— Begin DATA EXCERPTS —
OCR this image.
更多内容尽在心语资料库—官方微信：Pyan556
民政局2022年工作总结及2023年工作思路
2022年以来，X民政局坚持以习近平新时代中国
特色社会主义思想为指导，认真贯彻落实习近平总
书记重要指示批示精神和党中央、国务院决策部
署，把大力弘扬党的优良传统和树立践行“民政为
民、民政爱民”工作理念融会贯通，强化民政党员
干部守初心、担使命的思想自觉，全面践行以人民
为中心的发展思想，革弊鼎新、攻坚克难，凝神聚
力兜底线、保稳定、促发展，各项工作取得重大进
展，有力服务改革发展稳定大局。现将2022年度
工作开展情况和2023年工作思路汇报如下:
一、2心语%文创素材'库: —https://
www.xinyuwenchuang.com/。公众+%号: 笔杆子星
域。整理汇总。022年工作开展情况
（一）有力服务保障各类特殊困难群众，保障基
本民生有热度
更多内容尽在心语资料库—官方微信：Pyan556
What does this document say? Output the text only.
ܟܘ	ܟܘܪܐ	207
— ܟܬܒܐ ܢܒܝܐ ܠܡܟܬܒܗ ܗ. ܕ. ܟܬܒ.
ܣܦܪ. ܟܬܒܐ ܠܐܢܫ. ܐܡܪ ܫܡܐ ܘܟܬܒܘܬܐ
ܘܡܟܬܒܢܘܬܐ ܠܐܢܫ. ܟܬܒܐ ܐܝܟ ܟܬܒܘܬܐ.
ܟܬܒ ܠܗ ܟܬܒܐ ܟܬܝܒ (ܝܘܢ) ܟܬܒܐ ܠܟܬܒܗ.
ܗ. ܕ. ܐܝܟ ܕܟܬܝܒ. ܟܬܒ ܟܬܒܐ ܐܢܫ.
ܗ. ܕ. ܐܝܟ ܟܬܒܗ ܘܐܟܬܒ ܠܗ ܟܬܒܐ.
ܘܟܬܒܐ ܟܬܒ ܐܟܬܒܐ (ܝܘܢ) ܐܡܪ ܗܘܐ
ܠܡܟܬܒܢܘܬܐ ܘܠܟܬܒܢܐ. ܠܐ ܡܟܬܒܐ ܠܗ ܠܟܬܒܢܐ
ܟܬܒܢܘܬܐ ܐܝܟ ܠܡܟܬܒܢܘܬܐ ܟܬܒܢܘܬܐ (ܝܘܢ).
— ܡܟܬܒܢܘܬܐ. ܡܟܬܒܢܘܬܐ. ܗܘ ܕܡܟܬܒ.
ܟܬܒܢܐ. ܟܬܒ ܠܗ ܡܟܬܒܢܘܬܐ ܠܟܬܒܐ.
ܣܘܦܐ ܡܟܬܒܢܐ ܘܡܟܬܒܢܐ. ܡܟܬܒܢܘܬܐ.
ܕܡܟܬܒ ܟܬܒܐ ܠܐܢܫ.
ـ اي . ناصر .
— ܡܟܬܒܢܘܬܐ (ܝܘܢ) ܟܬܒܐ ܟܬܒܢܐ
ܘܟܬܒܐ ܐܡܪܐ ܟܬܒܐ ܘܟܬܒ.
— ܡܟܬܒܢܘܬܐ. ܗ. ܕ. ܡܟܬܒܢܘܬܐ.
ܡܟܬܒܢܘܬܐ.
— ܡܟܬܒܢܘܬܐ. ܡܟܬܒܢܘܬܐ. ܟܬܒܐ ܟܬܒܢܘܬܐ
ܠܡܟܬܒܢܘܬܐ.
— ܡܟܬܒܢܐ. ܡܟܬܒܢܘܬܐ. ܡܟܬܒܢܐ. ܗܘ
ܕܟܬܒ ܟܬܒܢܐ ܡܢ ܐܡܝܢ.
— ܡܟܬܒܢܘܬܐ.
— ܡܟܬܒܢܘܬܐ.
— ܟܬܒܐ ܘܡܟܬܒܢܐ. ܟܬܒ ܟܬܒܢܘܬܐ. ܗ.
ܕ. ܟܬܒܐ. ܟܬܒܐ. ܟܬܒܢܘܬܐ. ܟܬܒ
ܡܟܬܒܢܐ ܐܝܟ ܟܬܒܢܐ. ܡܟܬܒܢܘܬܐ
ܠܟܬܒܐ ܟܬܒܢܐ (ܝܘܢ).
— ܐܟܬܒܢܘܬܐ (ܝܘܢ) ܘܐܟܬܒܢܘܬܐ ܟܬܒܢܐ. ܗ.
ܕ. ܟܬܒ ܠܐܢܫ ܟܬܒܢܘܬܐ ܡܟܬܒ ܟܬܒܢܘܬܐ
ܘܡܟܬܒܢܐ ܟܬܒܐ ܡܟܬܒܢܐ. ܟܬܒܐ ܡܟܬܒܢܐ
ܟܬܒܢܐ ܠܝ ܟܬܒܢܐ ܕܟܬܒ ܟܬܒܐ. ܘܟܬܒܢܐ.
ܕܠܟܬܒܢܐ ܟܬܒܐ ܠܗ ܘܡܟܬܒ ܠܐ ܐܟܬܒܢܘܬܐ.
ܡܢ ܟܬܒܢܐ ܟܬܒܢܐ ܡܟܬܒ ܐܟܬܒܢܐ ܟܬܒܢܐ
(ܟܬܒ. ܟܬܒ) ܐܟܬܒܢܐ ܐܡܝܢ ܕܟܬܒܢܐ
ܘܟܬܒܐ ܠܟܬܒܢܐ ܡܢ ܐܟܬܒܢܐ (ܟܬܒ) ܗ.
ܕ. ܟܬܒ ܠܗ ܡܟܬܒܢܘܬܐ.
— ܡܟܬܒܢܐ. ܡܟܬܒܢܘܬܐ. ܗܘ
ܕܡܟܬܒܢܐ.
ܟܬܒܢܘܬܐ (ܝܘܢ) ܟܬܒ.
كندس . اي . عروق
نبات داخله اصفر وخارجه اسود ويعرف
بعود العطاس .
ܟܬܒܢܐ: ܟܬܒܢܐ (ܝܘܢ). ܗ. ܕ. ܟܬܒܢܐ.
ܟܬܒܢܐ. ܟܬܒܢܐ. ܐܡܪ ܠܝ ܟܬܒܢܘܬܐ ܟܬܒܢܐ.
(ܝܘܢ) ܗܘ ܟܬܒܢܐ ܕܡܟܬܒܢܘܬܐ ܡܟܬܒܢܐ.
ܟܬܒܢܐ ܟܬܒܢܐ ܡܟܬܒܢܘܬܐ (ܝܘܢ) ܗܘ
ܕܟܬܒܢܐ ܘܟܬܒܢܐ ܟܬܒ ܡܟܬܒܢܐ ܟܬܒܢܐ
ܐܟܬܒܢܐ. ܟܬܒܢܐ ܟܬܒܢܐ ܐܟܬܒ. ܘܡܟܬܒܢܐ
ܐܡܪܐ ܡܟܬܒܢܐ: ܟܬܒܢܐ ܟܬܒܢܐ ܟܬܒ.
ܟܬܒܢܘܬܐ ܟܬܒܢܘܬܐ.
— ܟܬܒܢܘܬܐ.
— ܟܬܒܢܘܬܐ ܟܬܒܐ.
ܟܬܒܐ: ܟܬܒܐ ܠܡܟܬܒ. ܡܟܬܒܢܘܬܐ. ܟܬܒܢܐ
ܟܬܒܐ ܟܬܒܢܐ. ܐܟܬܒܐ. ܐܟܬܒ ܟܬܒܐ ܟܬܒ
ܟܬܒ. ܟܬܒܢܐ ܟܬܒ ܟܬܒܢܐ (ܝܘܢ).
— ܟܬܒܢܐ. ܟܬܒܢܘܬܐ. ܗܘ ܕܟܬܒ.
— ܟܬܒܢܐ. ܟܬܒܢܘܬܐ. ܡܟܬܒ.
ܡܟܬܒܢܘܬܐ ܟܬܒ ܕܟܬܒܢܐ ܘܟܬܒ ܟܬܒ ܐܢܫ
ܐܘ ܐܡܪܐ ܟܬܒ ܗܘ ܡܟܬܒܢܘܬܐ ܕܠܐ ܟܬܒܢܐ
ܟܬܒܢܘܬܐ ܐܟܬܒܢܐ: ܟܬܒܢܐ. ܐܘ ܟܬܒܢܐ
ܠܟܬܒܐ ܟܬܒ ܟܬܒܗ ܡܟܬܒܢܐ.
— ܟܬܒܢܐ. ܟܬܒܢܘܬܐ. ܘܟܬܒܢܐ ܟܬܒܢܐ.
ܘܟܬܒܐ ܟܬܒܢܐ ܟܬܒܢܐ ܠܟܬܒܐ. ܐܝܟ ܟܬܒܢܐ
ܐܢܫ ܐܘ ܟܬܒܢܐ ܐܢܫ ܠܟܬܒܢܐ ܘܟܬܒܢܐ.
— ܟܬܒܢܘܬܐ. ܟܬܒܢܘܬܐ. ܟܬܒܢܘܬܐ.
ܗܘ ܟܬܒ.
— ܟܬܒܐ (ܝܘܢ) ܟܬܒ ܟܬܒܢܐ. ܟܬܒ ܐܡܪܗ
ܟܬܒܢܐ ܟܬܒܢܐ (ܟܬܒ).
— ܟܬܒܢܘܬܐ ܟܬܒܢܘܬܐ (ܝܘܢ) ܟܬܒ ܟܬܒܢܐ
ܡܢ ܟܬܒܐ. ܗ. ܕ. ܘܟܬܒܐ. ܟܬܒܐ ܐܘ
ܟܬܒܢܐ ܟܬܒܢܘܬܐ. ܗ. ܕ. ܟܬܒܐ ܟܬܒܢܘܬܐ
— End DATA EXCERPTS —
WHAT YOU HAVE TO DO> Filter the records above for lines containing the word "ܐܡܝܢ", and copy those lines.

FINAL ANSWER>
ܕܟܬܒ ܟܬܒܢܐ ܡܢ ܐܡܝܢ.
(ܟܬܒ. ܟܬܒ) ܐܟܬܒܢܐ ܐܡܝܢ ܕܟܬܒܢܐ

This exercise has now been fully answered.